Set exercise
Copy each line of the data below with the word "pointing".

*** Supplied material ***

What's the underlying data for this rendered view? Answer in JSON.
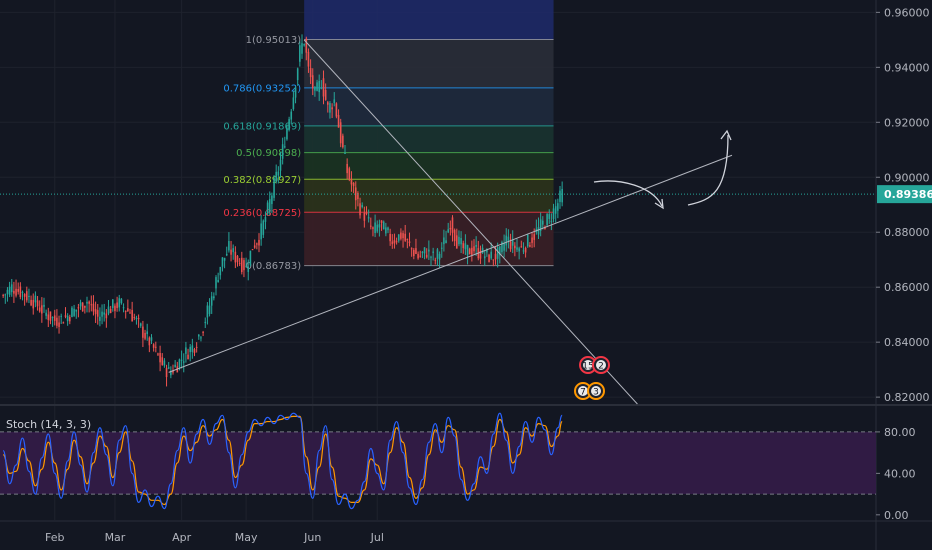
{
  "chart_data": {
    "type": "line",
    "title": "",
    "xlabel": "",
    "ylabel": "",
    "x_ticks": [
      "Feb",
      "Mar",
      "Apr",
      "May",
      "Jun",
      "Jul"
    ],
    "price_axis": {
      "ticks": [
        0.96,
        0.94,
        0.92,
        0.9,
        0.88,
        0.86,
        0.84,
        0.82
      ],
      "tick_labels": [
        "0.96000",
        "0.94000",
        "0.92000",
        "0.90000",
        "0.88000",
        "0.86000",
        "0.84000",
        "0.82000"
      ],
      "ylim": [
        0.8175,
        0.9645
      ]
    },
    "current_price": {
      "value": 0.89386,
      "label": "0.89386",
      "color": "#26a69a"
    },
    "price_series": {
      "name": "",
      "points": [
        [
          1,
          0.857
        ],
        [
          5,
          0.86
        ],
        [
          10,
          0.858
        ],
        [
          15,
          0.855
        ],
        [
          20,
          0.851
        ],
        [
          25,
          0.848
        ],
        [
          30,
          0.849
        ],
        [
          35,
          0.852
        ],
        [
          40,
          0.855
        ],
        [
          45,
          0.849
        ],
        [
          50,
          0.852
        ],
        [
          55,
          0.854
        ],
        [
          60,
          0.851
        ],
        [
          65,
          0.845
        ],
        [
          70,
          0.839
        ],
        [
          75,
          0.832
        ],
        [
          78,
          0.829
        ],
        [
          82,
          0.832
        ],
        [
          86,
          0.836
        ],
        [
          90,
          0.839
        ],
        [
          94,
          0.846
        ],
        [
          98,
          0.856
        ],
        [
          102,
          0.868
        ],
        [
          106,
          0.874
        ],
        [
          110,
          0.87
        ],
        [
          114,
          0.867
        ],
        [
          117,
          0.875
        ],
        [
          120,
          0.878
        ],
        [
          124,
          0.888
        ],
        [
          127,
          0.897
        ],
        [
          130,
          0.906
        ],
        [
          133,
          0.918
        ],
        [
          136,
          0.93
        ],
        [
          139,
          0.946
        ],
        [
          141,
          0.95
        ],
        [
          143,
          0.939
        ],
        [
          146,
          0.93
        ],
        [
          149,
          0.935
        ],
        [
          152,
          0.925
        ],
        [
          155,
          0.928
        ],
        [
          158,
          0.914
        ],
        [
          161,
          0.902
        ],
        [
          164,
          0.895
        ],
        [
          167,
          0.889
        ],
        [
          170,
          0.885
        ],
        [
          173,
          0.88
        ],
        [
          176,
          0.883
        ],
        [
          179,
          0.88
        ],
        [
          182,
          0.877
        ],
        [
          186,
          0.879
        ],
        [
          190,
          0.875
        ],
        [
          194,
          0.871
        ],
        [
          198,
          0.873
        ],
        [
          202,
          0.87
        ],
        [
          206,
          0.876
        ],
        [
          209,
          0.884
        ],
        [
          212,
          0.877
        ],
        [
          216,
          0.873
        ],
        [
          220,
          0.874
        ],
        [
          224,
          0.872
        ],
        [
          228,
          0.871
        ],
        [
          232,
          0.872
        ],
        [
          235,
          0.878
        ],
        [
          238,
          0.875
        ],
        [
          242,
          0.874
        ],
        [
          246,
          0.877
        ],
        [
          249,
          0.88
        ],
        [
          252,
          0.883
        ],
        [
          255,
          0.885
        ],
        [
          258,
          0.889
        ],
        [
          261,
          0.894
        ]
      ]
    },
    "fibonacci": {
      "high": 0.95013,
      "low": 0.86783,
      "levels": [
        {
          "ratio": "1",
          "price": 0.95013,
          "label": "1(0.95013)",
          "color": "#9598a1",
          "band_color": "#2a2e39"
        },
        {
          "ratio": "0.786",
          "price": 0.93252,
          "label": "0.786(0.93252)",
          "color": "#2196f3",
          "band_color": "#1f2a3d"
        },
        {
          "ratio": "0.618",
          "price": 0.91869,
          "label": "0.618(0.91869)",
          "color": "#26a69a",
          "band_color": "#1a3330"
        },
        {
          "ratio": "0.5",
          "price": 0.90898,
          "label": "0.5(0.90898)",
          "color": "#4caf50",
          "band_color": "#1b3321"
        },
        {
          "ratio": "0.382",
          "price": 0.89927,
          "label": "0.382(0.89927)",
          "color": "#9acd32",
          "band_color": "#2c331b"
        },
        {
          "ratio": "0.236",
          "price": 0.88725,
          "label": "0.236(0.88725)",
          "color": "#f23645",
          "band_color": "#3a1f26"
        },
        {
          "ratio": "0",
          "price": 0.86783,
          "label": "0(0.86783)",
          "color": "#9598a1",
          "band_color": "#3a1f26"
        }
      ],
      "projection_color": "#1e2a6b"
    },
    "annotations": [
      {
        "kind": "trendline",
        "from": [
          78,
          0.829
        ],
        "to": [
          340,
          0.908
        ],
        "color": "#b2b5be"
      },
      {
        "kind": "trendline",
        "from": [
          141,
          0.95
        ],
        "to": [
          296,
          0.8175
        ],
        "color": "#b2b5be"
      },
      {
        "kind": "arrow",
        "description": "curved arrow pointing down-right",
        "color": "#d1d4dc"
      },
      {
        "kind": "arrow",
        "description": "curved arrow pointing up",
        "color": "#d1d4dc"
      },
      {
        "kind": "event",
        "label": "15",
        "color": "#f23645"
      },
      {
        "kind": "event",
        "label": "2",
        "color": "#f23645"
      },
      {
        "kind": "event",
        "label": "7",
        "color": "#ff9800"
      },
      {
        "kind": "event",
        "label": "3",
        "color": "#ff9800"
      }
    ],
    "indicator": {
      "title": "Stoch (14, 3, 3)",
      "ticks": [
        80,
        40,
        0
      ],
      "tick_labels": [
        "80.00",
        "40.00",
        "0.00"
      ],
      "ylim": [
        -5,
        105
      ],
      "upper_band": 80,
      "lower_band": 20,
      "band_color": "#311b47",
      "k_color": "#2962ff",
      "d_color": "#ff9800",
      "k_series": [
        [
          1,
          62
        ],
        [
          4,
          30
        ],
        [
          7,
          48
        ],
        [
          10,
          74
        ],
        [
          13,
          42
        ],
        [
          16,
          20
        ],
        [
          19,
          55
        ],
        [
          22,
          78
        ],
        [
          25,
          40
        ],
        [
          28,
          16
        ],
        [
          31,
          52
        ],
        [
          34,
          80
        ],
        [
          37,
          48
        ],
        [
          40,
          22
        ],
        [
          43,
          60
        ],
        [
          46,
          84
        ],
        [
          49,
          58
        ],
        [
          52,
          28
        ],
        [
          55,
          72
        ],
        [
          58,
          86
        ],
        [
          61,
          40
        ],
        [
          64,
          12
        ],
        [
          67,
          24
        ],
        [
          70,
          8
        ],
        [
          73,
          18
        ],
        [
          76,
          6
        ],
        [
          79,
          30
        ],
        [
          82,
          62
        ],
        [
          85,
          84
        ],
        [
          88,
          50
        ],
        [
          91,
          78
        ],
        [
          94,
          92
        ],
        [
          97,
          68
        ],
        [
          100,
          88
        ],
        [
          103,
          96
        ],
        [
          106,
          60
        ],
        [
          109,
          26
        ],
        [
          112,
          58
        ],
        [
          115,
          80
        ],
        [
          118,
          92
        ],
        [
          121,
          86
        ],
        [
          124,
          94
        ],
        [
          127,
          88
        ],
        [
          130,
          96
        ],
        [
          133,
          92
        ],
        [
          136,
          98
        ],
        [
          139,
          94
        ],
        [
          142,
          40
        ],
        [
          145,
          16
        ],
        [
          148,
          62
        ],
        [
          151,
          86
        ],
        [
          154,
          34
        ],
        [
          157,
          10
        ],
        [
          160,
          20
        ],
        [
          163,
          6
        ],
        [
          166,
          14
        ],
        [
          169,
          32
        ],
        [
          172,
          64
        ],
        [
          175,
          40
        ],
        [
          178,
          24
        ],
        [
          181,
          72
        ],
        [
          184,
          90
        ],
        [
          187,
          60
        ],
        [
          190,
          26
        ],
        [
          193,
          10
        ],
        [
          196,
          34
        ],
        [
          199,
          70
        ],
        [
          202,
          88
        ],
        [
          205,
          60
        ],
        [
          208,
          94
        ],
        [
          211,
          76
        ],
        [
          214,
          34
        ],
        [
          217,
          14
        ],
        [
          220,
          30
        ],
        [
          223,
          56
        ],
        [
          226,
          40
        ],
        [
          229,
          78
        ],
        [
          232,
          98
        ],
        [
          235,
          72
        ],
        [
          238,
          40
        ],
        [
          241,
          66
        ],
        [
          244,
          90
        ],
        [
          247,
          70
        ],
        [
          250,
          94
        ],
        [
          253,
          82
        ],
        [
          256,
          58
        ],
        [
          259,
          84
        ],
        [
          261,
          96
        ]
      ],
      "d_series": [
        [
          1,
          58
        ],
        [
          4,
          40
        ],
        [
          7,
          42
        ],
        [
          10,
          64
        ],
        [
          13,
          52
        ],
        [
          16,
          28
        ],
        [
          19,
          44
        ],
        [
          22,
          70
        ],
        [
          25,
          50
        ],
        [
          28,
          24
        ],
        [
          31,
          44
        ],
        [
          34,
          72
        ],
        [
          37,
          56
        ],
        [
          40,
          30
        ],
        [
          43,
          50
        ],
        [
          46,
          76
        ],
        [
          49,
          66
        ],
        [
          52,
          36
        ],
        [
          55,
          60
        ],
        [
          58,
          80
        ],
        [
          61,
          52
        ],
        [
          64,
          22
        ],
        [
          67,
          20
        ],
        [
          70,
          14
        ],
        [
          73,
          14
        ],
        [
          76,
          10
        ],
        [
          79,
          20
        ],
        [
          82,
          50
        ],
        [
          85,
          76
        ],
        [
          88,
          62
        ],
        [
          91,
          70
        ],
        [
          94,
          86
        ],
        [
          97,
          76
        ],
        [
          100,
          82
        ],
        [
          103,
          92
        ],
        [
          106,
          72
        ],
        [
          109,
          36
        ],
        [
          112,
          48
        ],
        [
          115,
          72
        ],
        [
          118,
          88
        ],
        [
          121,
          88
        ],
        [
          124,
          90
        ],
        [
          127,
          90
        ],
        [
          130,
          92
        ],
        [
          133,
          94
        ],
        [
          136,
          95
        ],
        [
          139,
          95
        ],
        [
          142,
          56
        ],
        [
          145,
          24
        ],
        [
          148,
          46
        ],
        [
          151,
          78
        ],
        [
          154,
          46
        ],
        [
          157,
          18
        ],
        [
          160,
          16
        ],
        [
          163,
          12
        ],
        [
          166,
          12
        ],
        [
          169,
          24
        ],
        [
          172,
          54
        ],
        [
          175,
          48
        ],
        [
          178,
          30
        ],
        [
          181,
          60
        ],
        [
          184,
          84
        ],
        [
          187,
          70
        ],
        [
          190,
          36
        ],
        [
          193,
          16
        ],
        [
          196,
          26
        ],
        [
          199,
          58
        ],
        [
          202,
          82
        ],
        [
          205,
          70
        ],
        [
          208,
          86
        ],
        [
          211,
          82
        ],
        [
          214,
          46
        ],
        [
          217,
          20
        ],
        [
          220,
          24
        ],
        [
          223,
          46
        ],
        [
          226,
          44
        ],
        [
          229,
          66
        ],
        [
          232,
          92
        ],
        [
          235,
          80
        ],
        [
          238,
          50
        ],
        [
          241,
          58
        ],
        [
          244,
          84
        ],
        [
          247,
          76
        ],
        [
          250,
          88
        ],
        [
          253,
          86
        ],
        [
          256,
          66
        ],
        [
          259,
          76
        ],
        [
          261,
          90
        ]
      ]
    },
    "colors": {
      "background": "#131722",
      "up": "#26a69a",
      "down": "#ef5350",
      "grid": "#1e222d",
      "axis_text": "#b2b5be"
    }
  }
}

***
*** Supplied material ***

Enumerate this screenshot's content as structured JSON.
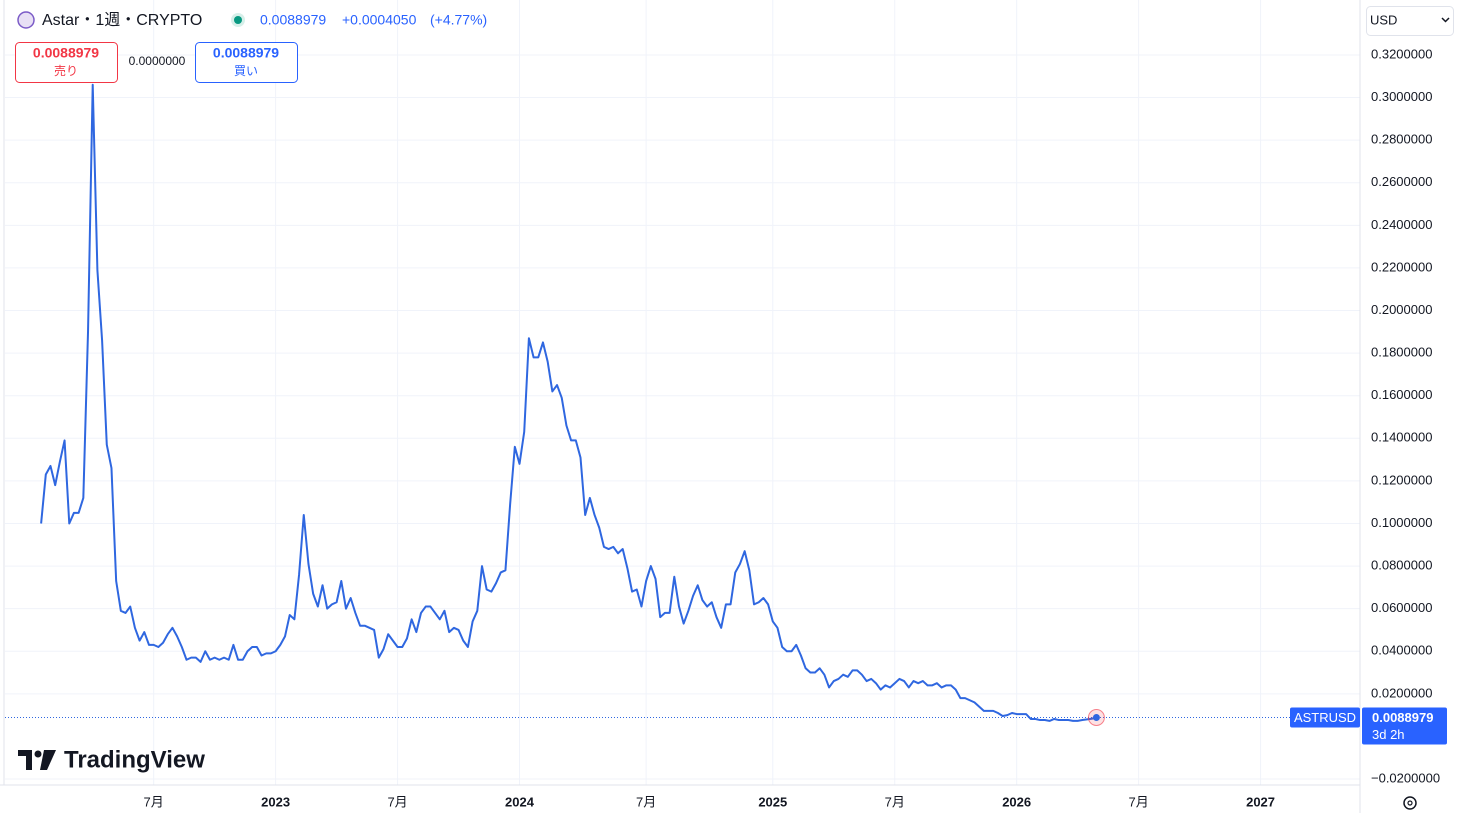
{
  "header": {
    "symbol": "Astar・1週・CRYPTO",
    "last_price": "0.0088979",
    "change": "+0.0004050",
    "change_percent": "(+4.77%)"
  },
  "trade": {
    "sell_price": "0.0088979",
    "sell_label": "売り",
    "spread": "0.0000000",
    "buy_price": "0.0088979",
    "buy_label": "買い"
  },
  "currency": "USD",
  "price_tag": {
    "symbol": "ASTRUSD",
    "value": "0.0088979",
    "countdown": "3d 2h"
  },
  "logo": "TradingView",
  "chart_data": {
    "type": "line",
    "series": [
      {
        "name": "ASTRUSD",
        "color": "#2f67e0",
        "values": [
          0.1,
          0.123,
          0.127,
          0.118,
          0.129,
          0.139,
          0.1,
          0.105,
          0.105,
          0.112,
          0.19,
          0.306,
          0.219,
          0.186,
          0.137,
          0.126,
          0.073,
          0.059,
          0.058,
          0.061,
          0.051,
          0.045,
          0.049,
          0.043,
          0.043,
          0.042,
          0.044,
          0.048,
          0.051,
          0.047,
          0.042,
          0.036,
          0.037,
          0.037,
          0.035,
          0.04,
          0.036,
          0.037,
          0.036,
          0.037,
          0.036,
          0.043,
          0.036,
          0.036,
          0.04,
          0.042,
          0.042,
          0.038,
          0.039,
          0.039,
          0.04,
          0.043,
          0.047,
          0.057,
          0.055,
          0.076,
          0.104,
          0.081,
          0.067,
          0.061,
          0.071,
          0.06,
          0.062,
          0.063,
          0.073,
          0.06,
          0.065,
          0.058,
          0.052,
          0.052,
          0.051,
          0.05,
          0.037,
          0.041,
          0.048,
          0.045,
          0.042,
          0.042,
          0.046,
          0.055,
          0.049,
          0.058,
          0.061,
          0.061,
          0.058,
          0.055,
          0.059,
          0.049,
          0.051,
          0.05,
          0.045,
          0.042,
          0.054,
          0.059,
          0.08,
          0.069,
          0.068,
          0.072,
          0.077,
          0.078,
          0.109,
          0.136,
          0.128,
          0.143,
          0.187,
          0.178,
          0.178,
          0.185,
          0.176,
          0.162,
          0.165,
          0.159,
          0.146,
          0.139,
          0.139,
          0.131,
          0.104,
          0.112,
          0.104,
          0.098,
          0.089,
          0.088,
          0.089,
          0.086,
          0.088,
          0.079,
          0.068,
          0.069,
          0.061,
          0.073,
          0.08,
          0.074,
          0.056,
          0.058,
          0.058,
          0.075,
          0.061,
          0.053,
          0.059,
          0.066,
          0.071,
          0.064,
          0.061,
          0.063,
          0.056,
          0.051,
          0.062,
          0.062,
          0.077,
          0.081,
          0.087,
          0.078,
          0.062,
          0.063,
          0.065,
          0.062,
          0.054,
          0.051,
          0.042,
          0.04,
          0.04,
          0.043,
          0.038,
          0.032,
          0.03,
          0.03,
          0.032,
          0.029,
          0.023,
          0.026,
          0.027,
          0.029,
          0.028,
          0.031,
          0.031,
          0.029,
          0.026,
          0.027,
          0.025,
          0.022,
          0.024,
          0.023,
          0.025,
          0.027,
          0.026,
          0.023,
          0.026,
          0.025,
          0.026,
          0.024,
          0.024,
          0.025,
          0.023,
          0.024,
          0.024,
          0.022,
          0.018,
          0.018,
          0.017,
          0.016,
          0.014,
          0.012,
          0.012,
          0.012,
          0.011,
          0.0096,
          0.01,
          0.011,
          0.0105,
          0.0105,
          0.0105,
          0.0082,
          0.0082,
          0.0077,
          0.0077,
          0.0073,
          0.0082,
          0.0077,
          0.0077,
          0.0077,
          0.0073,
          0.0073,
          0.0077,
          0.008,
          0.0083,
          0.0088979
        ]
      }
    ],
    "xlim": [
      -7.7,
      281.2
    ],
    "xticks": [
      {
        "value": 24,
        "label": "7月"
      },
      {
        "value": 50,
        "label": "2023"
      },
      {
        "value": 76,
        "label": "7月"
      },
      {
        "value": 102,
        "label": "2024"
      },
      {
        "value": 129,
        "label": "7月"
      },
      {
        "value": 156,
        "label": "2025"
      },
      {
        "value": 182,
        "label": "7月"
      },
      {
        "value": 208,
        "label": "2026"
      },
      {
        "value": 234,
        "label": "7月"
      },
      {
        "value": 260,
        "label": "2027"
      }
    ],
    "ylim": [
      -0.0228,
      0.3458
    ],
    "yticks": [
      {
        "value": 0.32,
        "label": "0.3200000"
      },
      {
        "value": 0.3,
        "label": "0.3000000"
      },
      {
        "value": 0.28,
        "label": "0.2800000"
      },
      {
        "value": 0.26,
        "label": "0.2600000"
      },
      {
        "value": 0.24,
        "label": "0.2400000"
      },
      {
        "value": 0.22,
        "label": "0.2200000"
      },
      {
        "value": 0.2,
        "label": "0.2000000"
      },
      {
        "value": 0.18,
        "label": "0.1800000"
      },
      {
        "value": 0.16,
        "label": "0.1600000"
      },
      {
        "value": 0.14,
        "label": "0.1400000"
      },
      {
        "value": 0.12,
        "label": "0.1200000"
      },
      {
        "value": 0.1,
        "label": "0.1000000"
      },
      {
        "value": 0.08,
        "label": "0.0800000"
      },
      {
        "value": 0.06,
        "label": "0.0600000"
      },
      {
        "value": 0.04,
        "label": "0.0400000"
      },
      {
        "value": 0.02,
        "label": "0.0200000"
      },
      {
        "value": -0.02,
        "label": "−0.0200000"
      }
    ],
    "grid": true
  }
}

***

Complete response
        "description": "curved arrow pointing down-right",
        "description": "curved arrow pointing up",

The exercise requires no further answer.